--- start of Input records ---

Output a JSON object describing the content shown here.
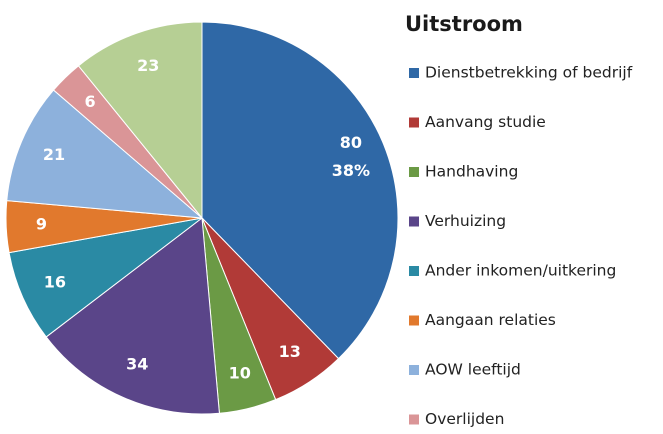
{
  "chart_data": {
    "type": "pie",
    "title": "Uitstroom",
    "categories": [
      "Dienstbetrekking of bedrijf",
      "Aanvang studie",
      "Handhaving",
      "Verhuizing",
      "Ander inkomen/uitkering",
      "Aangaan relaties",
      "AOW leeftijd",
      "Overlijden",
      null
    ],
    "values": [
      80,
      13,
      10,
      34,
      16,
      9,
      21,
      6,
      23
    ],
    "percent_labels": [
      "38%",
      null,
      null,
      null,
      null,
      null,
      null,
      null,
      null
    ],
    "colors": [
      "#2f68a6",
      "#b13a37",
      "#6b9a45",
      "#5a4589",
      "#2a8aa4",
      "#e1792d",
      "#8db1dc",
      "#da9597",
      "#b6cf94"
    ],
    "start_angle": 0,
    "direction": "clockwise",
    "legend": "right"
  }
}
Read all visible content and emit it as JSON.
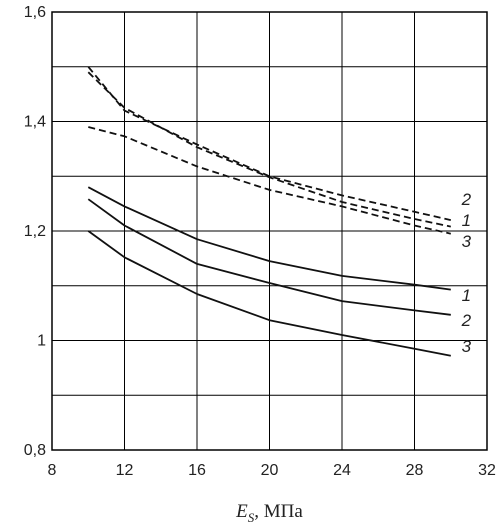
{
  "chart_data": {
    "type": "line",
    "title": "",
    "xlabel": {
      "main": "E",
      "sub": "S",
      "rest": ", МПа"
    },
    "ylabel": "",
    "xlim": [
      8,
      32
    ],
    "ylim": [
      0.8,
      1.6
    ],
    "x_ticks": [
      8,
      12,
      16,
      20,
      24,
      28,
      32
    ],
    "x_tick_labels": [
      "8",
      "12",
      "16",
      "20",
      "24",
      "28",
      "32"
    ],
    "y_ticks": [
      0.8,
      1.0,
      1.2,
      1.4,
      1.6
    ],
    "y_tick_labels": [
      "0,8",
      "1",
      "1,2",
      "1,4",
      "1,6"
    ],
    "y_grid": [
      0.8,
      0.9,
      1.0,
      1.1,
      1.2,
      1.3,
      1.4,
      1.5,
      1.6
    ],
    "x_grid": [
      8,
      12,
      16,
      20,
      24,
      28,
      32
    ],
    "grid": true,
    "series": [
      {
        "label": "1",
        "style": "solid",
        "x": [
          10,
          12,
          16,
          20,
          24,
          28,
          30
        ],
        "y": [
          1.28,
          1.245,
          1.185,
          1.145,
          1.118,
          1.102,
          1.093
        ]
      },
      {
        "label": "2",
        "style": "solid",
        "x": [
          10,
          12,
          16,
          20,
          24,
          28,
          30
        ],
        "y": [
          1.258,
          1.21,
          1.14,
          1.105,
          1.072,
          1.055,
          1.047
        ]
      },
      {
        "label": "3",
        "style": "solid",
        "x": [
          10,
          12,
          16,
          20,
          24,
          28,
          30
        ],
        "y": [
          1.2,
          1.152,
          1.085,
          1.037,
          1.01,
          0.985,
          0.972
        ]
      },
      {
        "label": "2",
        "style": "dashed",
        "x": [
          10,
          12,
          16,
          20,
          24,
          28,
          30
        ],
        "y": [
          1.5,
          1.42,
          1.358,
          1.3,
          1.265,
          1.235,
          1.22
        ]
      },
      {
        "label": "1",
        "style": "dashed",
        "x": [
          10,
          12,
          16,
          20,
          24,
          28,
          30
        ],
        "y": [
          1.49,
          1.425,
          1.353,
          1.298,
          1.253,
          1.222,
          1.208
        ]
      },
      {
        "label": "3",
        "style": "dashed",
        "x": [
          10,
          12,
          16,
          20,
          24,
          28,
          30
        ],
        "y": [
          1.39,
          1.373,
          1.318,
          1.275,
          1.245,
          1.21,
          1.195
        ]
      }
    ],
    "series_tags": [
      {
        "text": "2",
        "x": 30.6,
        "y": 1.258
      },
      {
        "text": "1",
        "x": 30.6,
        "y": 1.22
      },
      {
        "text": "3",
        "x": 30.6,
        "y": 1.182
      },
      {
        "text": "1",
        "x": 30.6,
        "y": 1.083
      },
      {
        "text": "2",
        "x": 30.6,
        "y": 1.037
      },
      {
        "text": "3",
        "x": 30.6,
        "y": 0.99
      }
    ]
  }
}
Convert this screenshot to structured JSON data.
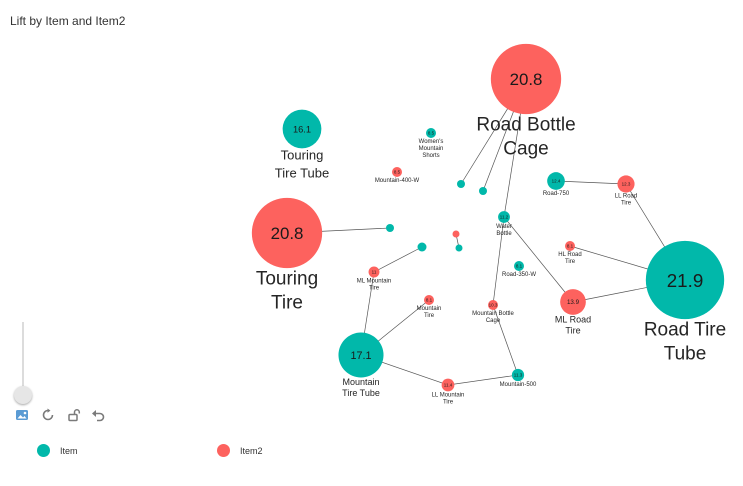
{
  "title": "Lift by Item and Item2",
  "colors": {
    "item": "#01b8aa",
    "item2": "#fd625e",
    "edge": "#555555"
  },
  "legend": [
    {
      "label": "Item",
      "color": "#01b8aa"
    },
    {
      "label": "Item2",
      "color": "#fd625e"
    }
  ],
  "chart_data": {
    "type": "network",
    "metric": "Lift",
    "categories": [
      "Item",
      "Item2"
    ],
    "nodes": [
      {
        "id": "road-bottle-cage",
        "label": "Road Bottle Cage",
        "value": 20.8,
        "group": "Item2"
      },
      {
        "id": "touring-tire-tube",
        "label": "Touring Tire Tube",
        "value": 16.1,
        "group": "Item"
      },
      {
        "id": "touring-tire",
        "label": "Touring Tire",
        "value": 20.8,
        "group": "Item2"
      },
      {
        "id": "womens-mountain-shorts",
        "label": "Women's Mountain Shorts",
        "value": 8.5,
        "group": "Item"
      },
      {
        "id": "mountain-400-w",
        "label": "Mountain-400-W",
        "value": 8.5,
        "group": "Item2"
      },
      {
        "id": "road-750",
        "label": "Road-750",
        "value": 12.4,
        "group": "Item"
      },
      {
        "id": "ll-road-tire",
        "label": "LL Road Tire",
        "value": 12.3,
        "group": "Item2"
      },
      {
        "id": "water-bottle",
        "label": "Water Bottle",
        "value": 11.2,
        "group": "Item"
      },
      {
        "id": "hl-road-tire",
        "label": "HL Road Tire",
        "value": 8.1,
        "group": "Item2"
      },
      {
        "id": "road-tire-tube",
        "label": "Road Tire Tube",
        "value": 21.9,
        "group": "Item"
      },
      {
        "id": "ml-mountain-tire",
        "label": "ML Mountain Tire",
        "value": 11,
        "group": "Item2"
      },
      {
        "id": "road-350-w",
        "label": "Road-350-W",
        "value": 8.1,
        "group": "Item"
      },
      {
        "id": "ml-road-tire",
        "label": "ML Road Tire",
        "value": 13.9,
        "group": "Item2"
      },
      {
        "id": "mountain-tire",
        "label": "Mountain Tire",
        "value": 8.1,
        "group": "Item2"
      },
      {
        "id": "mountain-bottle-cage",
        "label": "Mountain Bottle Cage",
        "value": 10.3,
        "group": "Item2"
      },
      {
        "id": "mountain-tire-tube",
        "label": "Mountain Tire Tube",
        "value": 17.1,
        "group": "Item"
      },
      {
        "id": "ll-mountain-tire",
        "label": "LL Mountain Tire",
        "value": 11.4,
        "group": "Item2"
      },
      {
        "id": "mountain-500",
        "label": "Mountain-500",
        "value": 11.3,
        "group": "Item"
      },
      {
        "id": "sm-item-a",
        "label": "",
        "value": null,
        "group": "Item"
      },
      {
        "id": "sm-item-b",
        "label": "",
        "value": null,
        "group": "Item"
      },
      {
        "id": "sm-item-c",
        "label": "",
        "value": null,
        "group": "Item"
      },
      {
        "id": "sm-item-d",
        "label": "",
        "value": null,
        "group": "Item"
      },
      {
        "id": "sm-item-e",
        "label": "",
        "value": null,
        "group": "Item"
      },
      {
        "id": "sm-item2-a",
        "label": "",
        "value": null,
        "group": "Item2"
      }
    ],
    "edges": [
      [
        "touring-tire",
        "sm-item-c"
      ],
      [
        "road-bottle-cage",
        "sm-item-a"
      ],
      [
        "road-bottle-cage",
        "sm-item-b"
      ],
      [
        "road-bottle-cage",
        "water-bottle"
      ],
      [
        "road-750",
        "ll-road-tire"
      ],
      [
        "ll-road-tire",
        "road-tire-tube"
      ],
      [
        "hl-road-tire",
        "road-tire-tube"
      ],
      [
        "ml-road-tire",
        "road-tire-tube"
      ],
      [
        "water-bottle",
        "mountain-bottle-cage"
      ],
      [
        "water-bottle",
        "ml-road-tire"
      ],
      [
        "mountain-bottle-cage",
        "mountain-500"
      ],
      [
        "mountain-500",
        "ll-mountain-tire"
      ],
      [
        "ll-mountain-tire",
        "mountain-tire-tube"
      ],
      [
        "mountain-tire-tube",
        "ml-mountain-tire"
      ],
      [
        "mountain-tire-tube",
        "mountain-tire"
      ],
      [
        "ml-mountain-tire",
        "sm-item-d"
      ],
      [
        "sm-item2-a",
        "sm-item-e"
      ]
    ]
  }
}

--- end of Input records ---

How many lines in these entries hold the string "Lift"? Answer with the number alone.

2